### GOAL
Put every line of the records below into a numbered list, omitting blank lines and leaving the pictures out.

━━━━━ DATA SECTION ━━━━━

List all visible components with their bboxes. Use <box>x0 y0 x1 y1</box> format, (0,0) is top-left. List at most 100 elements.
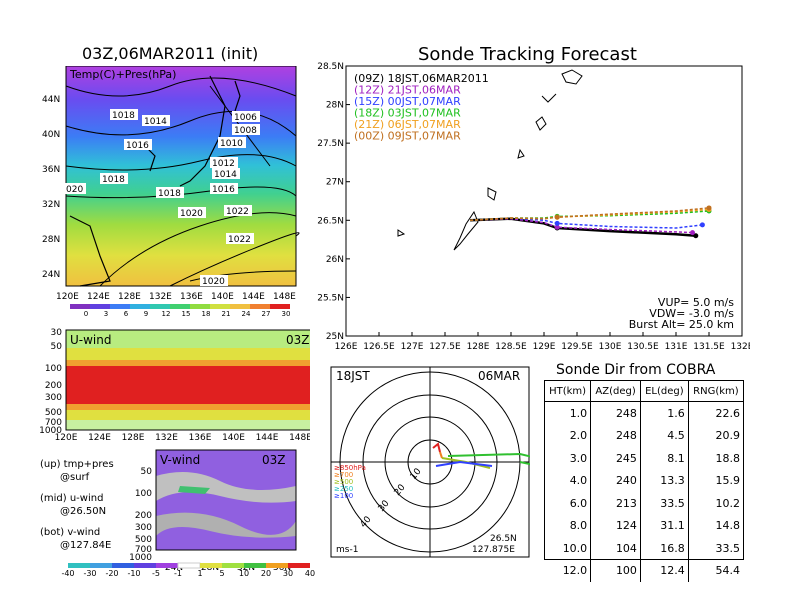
track-legend-entry: (12Z) 21JST,06MAR <box>354 84 461 97</box>
table-cell: 31.1 <box>639 514 689 537</box>
table-header: AZ(deg) <box>590 381 641 402</box>
colorbar-label: 24 <box>242 310 251 316</box>
sonde-dir-title: Sonde Dir from COBRA <box>556 362 716 378</box>
sonde-dir-table: HT(km) AZ(deg) EL(deg) RNG(km) 1.0 248 1.6 22.… <box>545 381 743 582</box>
lon-tick-label: 148E <box>273 292 296 302</box>
table-cell: 10.0 <box>562 541 588 555</box>
uwind-x-tick: 120E <box>55 433 78 443</box>
vwind-y-tick: 200 <box>135 511 152 521</box>
track-legend-entry: (00Z) 09JST,07MAR <box>354 130 461 143</box>
trk-lat-tick: 26.5N <box>317 216 344 226</box>
vwind-colorbar-label: 1 <box>197 569 202 578</box>
trk-lon-tick: 126.5E <box>363 342 395 352</box>
colorbar-label: 12 <box>162 310 171 316</box>
colorbar-label: 6 <box>124 310 129 316</box>
trk-lon-tick: 128E <box>467 342 490 352</box>
isobar-label: 1016 <box>212 185 235 195</box>
vwind-colorbar-cell <box>112 563 134 568</box>
lat-tick-label: 32N <box>42 200 60 210</box>
table-cell: 8.1 <box>639 447 689 470</box>
vwind-colorbar-label: 20 <box>261 569 271 578</box>
table-cell: 1.0 <box>569 406 588 420</box>
colorbar-label: 18 <box>202 310 211 316</box>
uwind-y-tick: 50 <box>51 342 63 352</box>
track-endpoint <box>699 222 705 228</box>
table-cell: 12.0 <box>562 564 588 578</box>
isobar-label: 1020 <box>180 209 203 219</box>
polar-level-legend: ≥100 <box>334 492 353 500</box>
table-row: 12.0 100 12.4 54.4 <box>545 559 743 582</box>
left-map-title: 03Z,06MAR2011 (init) <box>82 44 259 63</box>
colorbar-label: 15 <box>182 310 191 316</box>
vwind-time: 03Z <box>262 453 286 467</box>
coastlines <box>69 75 241 287</box>
track-endpoint <box>693 233 699 239</box>
table-cell: 104 <box>590 537 641 560</box>
polar-date: 06MAR <box>478 369 520 383</box>
lon-tick-label: 144E <box>242 292 265 302</box>
vwind-colorbar-label: 5 <box>219 569 224 578</box>
colorbar-cell <box>110 304 130 309</box>
track-param: VUP= 5.0 m/s <box>658 296 734 309</box>
trk-lat-tick: 25N <box>326 332 344 342</box>
vwind-plot: V-wind 03Z <box>155 449 297 551</box>
table-cell: 213 <box>590 492 641 515</box>
vwind-y-tick: 1000 <box>129 553 152 563</box>
lat-tick-label: 24N <box>42 270 60 280</box>
vwind-colorbar-label: -10 <box>127 569 140 578</box>
table-cell: 1.6 <box>639 401 689 425</box>
table-row: 6.0 213 33.5 10.2 <box>545 492 743 515</box>
table-cell: 245 <box>590 447 641 470</box>
track-legend-entry: (15Z) 00JST,07MAR <box>354 95 461 108</box>
map-label: Temp(C)+Pres(hPa) <box>69 68 176 81</box>
table-cell: 54.4 <box>687 559 743 582</box>
table-cell: 8.0 <box>569 519 588 533</box>
table-cell: 14.8 <box>687 514 743 537</box>
legend-notes: (up) tmp+pres @surf (mid) u-wind @26.50N… <box>40 459 114 551</box>
track-endpoint <box>706 205 712 211</box>
vwind-colorbar-label: -30 <box>83 569 96 578</box>
table-cell: 124 <box>590 514 641 537</box>
track-legend-entry: (21Z) 06JST,07MAR <box>354 118 461 131</box>
vwind-y-tick: 700 <box>135 545 152 555</box>
vwind-colorbar-cell <box>222 563 244 568</box>
vwind-colorbar-cell <box>68 563 90 568</box>
table-row: 8.0 124 31.1 14.8 <box>545 514 743 537</box>
colorbar-label: 3 <box>104 310 108 316</box>
uwind-time: 03Z <box>286 333 310 347</box>
lat-tick-label: 44N <box>42 95 60 105</box>
trk-lon-tick: 128.5E <box>495 342 527 352</box>
map-frame <box>65 66 297 287</box>
lat-tick-label: 40N <box>42 130 60 140</box>
table-cell: 12.4 <box>639 559 689 582</box>
vwind-colorbar-label: -1 <box>174 569 182 578</box>
table-row: 1.0 248 1.6 22.6 <box>545 401 743 425</box>
isobar-label: 1020 <box>202 277 225 287</box>
uwind-x-tick: 124E <box>88 433 111 443</box>
trk-lon-tick: 132E <box>731 342 750 352</box>
trk-lat-tick: 26N <box>326 255 344 265</box>
polar-level-legend: ≥500 <box>334 478 353 486</box>
vwind-colorbar-label: -5 <box>152 569 160 578</box>
table-cell: 3.0 <box>569 451 588 465</box>
table-cell: 2.0 <box>569 429 588 443</box>
trk-lon-tick: 130E <box>599 342 622 352</box>
table-cell: 33.5 <box>687 537 743 560</box>
colorbar-cell <box>90 304 110 309</box>
vwind-colorbar-label: 40 <box>305 569 315 578</box>
table-cell: 6.0 <box>569 496 588 510</box>
trk-lon-tick: 126E <box>335 342 358 352</box>
table-row: 10.0 104 16.8 33.5 <box>545 537 743 560</box>
lon-tick-label: 128E <box>118 292 141 302</box>
vwind-colorbar-label: 30 <box>283 569 293 578</box>
table-header: RNG(km) <box>687 381 743 402</box>
tracking-coastlines <box>397 69 583 251</box>
tracking-chart: 28.5N 28N 27.5N 27N 26.5N 26N 25.5N 25N 126E 126… <box>317 62 750 352</box>
track-burst-point <box>554 224 560 230</box>
vwind-y-tick: 50 <box>141 467 153 477</box>
uwind-x-tick: 144E <box>256 433 279 443</box>
trk-lon-tick: 127E <box>401 342 424 352</box>
colorbar-cell <box>190 304 210 309</box>
isobar-label: 1022 <box>228 235 251 245</box>
vwind-colorbar-cell <box>156 563 178 568</box>
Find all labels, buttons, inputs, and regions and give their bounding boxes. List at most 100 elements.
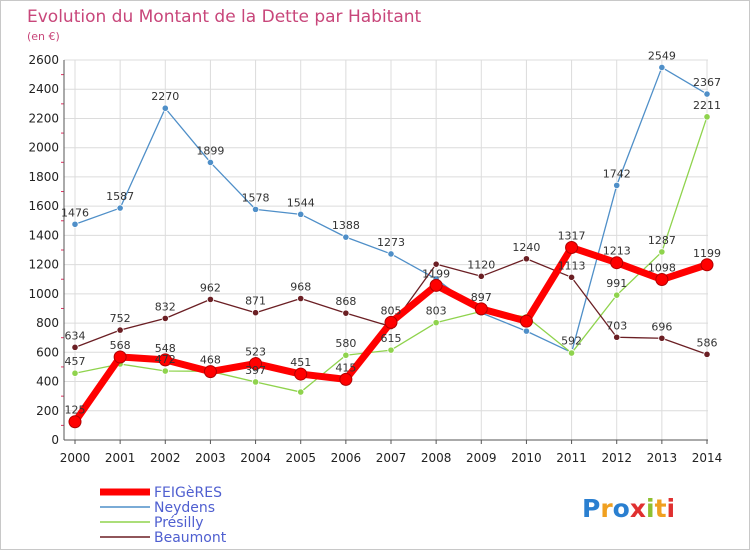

━━━━━

### FINAL RESULT
1. List all visible components with their bboxes. Use <box>x0 y0 x1 y1</box> format, (0,0) is top-left. List at most 100 elements.
2. track-legend-entry: (12Z) 21JST,06MAR <box>354 84 461 97</box>
3. table-cell: 31.1 <box>639 514 689 537</box>
4. table-header: AZ(deg) <box>590 381 641 402</box>
5. colorbar-label: 24 <box>242 310 251 316</box>
6. sonde-dir-title: Sonde Dir from COBRA <box>556 362 716 378</box>
7. sonde-dir-table: HT(km) AZ(deg) EL(deg) RNG(km) 1.0 248 1.6 22.… <box>545 381 743 582</box>
8. lon-tick-label: 148E <box>273 292 296 302</box>
9. table-cell: 10.0 <box>562 541 588 555</box>
10. uwind-x-tick: 120E <box>55 433 78 443</box>
11. vwind-y-tick: 200 <box>135 511 152 521</box>
12. track-legend-entry: (00Z) 09JST,07MAR <box>354 130 461 143</box>
13. trk-lat-tick: 26.5N <box>317 216 344 226</box>
14. vwind-colorbar-label: 1 <box>197 569 202 578</box>
15. trk-lon-tick: 126.5E <box>363 342 395 352</box>
16. colorbar-label: 12 <box>162 310 171 316</box>
17. colorbar-label: 6 <box>124 310 129 316</box>
18. trk-lon-tick: 128E <box>467 342 490 352</box>
19. isobar-label: 1016 <box>212 185 235 195</box>
20. vwind-colorbar-cell <box>112 563 134 568</box>
21. lat-tick-label: 32N <box>42 200 60 210</box>
22. table-cell: 8.1 <box>639 447 689 470</box>
23. vwind-colorbar-label: 20 <box>261 569 271 578</box>
24. table-cell: 1.0 <box>569 406 588 420</box>
25. colorbar-label: 18 <box>202 310 211 316</box>
26. uwind-y-tick: 50 <box>51 342 63 352</box>
27. track-endpoint <box>699 222 705 228</box>
28. table-cell: 12.0 <box>562 564 588 578</box>
29. isobar-label: 1020 <box>180 209 203 219</box>
30. polar-level-legend: ≥100 <box>334 492 353 500</box>
31. table-row: 12.0 100 12.4 54.4 <box>545 559 743 582</box>
32. left-map-title: 03Z,06MAR2011 (init) <box>82 44 259 63</box>
33. colorbar-label: 15 <box>182 310 191 316</box>
34. vwind-time: 03Z <box>262 453 286 467</box>
35. coastlines <box>69 75 241 287</box>
36. track-endpoint <box>693 233 699 239</box>
37. table-cell: 104 <box>590 537 641 560</box>
38. polar-date: 06MAR <box>478 369 520 383</box>
39. lon-tick-label: 144E <box>242 292 265 302</box>
40. vwind-colorbar-label: 5 <box>219 569 224 578</box>
41. colorbar-cell <box>110 304 130 309</box>
42. track-param: VUP= 5.0 m/s <box>658 296 734 309</box>
43. trk-lat-tick: 25N <box>326 332 344 342</box>
44. vwind-plot: V-wind 03Z <box>155 449 297 551</box>
45. table-cell: 213 <box>590 492 641 515</box>
46. vwind-y-tick: 1000 <box>129 553 152 563</box>
47. lat-tick-label: 24N <box>42 270 60 280</box>
48. vwind-colorbar-label: -10 <box>127 569 140 578</box>
49. table-cell: 1.6 <box>639 401 689 425</box>
50. table-row: 6.0 213 33.5 10.2 <box>545 492 743 515</box>
51. table-cell: 245 <box>590 447 641 470</box>
52. track-legend-entry: (15Z) 00JST,07MAR <box>354 95 461 108</box>
53. map-label: Temp(C)+Pres(hPa) <box>69 68 176 81</box>
54. table-cell: 54.4 <box>687 559 743 582</box>
55. table-cell: 8.0 <box>569 519 588 533</box>
56. table-cell: 14.8 <box>687 514 743 537</box>
57. legend-notes: (up) tmp+pres @surf (mid) u-wind @26.50N… <box>40 459 114 551</box>
58. track-endpoint <box>706 205 712 211</box>
59. vwind-colorbar-label: -30 <box>83 569 96 578</box>
60. table-cell: 124 <box>590 514 641 537</box>
61. track-legend-entry: (21Z) 06JST,07MAR <box>354 118 461 131</box>
62. vwind-y-tick: 700 <box>135 545 152 555</box>
63. vwind-colorbar-cell <box>222 563 244 568</box>
64. vwind-colorbar-cell <box>68 563 90 568</box>
65. table-row: 8.0 124 31.1 14.8 <box>545 514 743 537</box>
66. colorbar-label: 3 <box>104 310 108 316</box>
67. uwind-time: 03Z <box>286 333 310 347</box>
68. lat-tick-label: 44N <box>42 95 60 105</box>
69. trk-lon-tick: 128.5E <box>495 342 527 352</box>
70. map-frame <box>65 66 297 287</box>
71. lat-tick-label: 40N <box>42 130 60 140</box>
72. table-cell: 12.4 <box>639 559 689 582</box>
73. vwind-colorbar-label: -1 <box>174 569 182 578</box>
74. table-row: 1.0 248 1.6 22.6 <box>545 401 743 425</box>
75. isobar-label: 1020 <box>202 277 225 287</box>
76. uwind-x-tick: 124E <box>88 433 111 443</box>
77. trk-lon-tick: 132E <box>731 342 750 352</box>
78. trk-lat-tick: 26N <box>326 255 344 265</box>
79. polar-level-legend: ≥500 <box>334 478 353 486</box>
80. vwind-colorbar-label: -5 <box>152 569 160 578</box>
81. table-cell: 3.0 <box>569 451 588 465</box>
82. table-cell: 2.0 <box>569 429 588 443</box>
83. trk-lon-tick: 130E <box>599 342 622 352</box>
84. table-cell: 33.5 <box>687 537 743 560</box>
85. colorbar-cell <box>90 304 110 309</box>
86. vwind-colorbar-label: 40 <box>305 569 315 578</box>
87. table-cell: 6.0 <box>569 496 588 510</box>
88. trk-lon-tick: 126E <box>335 342 358 352</box>
89. table-row: 10.0 104 16.8 33.5 <box>545 537 743 560</box>
90. lon-tick-label: 128E <box>118 292 141 302</box>
91. vwind-colorbar-label: 30 <box>283 569 293 578</box>
92. table-header: RNG(km) <box>687 381 743 402</box>
93. tracking-coastlines <box>397 69 583 251</box>
94. tracking-chart: 28.5N 28N 27.5N 27N 26.5N 26N 25.5N 25N 126E 126… <box>317 62 750 352</box>
95. track-burst-point <box>554 224 560 230</box>
96. vwind-y-tick: 50 <box>141 467 153 477</box>
97. uwind-x-tick: 144E <box>256 433 279 443</box>
98. trk-lon-tick: 127E <box>401 342 424 352</box>
99. colorbar-cell <box>190 304 210 309</box>
100. isobar-label: 1022 <box>228 235 251 245</box>
101. vwind-colorbar-cell <box>156 563 178 568</box>
102. Find all labels, buttons, inputs, and regions and give their bounding boxes. List at most 100 elements.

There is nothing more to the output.